● Exercise
Give only the number of lines in the records below that contain the word "content".

### Supplied records

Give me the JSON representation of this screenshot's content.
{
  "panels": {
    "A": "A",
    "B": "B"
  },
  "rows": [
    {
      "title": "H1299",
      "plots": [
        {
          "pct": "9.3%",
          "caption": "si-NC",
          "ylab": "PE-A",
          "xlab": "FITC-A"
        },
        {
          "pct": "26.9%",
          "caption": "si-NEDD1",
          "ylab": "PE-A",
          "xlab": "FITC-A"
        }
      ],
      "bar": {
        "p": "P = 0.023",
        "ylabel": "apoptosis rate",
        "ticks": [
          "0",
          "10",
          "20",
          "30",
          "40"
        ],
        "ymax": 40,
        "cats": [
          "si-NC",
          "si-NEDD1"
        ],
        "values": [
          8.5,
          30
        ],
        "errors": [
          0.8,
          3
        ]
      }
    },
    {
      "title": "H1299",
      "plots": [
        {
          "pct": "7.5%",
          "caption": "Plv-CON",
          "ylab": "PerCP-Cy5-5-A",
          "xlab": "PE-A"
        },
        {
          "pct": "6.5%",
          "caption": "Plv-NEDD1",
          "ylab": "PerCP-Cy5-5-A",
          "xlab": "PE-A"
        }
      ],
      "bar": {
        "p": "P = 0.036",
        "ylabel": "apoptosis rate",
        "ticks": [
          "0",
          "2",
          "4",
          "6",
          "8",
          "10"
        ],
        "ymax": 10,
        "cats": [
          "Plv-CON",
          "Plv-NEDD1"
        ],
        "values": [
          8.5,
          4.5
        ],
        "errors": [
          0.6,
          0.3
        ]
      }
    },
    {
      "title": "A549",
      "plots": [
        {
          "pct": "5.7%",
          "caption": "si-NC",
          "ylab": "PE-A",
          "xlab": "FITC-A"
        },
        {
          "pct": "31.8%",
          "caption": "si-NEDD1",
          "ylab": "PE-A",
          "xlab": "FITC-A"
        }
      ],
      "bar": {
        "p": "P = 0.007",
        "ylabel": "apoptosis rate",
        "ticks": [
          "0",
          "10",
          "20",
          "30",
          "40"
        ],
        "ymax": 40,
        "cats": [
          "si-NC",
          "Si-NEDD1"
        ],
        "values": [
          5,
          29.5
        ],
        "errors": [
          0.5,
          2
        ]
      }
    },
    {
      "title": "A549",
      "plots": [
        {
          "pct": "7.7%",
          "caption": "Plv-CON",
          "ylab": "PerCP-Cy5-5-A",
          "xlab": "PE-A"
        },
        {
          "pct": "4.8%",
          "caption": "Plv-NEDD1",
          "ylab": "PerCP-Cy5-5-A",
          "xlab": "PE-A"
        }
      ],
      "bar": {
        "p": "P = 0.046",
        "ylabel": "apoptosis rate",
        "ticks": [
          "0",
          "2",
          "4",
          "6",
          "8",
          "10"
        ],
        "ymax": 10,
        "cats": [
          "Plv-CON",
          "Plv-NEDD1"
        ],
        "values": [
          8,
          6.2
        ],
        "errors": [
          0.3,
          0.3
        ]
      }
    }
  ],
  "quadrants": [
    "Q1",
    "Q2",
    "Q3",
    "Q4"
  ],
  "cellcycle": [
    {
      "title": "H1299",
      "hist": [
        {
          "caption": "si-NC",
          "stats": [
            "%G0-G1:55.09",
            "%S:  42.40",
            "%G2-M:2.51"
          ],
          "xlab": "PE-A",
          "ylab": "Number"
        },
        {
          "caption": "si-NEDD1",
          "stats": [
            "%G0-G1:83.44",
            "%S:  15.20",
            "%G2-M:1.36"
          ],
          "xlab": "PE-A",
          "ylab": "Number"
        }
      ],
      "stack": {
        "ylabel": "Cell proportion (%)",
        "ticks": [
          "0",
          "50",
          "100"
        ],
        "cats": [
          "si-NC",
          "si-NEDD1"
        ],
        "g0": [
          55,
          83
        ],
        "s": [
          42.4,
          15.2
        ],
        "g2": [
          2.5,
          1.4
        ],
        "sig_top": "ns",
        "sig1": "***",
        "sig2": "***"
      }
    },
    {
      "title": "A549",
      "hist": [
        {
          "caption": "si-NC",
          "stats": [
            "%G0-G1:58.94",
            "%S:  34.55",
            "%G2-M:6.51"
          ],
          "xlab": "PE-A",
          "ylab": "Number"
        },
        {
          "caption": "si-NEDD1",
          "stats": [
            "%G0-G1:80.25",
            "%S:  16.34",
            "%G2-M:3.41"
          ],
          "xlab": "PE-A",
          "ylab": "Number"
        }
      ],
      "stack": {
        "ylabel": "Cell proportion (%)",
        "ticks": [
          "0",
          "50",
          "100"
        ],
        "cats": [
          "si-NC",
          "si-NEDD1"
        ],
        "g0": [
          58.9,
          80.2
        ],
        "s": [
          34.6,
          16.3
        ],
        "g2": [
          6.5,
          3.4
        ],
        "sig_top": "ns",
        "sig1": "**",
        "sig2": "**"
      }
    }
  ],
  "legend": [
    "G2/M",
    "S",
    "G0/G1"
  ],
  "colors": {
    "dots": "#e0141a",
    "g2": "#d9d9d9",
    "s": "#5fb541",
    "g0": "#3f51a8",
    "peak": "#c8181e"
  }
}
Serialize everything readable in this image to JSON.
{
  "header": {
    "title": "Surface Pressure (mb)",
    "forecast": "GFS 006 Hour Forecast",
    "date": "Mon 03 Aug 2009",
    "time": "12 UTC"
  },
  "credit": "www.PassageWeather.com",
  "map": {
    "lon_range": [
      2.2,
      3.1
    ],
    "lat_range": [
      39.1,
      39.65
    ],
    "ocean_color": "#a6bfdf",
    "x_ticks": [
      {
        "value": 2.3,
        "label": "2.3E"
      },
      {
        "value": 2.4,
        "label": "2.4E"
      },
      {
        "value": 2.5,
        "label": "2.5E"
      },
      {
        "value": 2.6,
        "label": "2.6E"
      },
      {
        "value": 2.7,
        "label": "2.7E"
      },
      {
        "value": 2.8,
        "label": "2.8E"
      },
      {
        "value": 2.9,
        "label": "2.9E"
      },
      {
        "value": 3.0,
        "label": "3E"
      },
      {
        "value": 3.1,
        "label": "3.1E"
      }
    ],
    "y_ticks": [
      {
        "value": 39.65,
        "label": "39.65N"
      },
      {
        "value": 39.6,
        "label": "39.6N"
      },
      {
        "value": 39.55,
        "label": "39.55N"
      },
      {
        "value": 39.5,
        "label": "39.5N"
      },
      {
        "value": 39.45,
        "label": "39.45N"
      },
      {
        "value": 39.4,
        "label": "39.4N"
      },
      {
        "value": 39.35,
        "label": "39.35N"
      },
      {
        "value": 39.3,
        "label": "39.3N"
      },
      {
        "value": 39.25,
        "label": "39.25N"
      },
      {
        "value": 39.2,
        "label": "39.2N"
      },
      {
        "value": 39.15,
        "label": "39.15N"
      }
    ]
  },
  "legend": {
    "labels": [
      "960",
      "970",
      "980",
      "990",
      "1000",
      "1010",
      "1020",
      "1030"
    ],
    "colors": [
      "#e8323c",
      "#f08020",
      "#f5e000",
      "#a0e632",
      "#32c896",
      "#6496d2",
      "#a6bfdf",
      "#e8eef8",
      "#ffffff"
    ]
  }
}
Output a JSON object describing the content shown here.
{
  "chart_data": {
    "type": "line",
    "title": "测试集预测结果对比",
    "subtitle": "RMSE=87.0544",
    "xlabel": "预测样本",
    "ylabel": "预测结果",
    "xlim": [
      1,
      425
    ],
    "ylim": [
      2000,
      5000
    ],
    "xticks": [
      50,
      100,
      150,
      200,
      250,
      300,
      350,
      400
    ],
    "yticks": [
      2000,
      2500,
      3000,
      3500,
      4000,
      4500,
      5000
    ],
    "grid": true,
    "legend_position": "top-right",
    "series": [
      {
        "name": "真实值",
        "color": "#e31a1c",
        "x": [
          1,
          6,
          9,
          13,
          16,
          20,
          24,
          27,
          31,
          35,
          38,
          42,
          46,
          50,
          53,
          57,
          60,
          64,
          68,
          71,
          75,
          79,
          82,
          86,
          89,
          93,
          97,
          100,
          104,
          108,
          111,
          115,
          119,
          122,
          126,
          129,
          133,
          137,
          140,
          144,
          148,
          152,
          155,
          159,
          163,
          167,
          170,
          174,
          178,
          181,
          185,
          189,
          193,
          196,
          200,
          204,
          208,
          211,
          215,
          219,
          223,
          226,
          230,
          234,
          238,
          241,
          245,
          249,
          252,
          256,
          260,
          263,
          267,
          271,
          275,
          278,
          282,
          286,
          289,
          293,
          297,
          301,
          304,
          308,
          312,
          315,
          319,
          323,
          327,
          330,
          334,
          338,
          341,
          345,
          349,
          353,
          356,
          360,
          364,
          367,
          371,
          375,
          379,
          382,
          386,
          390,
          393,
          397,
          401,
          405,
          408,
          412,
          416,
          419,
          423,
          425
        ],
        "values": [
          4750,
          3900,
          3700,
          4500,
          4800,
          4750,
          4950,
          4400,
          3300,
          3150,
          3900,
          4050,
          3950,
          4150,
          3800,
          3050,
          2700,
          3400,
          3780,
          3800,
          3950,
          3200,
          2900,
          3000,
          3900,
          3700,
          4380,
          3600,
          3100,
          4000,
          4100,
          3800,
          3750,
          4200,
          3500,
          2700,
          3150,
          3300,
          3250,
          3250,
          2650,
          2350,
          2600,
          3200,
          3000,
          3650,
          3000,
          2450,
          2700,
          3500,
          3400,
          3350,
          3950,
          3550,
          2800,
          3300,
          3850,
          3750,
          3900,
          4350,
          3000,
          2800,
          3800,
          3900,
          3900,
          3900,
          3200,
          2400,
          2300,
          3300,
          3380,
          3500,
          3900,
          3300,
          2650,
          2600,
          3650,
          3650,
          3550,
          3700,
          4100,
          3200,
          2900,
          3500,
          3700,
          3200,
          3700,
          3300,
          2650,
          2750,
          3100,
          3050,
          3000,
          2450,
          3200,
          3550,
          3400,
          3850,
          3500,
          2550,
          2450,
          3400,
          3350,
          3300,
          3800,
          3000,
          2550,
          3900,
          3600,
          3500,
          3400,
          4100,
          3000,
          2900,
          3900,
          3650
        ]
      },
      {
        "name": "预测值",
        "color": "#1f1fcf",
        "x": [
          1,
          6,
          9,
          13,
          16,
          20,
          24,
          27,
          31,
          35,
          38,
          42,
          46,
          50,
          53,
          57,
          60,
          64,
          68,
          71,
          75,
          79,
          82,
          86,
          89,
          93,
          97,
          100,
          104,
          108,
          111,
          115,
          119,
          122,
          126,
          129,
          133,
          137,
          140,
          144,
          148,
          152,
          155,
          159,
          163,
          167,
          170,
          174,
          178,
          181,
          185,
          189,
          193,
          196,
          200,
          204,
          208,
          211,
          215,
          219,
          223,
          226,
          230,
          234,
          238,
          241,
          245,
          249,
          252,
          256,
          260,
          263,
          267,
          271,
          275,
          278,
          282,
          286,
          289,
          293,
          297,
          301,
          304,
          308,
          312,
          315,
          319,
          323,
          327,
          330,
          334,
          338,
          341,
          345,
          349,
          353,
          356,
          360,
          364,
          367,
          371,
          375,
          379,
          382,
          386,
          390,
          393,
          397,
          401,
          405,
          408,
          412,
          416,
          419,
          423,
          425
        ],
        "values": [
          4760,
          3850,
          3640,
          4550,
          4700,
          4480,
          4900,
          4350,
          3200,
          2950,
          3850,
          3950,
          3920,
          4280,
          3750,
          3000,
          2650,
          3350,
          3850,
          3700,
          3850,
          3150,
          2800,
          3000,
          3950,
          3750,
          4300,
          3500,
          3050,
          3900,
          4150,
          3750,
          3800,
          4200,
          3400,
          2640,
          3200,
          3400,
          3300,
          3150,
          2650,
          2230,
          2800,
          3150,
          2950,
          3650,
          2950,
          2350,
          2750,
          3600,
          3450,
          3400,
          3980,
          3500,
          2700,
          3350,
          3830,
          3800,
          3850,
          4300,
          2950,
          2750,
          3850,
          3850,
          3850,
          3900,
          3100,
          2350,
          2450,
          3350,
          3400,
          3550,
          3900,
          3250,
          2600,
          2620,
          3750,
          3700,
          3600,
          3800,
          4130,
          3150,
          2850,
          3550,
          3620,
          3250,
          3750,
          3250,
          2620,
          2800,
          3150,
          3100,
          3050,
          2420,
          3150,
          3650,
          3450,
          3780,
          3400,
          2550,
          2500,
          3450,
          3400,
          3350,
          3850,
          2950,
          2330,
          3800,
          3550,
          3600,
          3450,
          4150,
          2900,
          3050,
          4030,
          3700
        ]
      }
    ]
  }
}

######

● Solution for this problem
2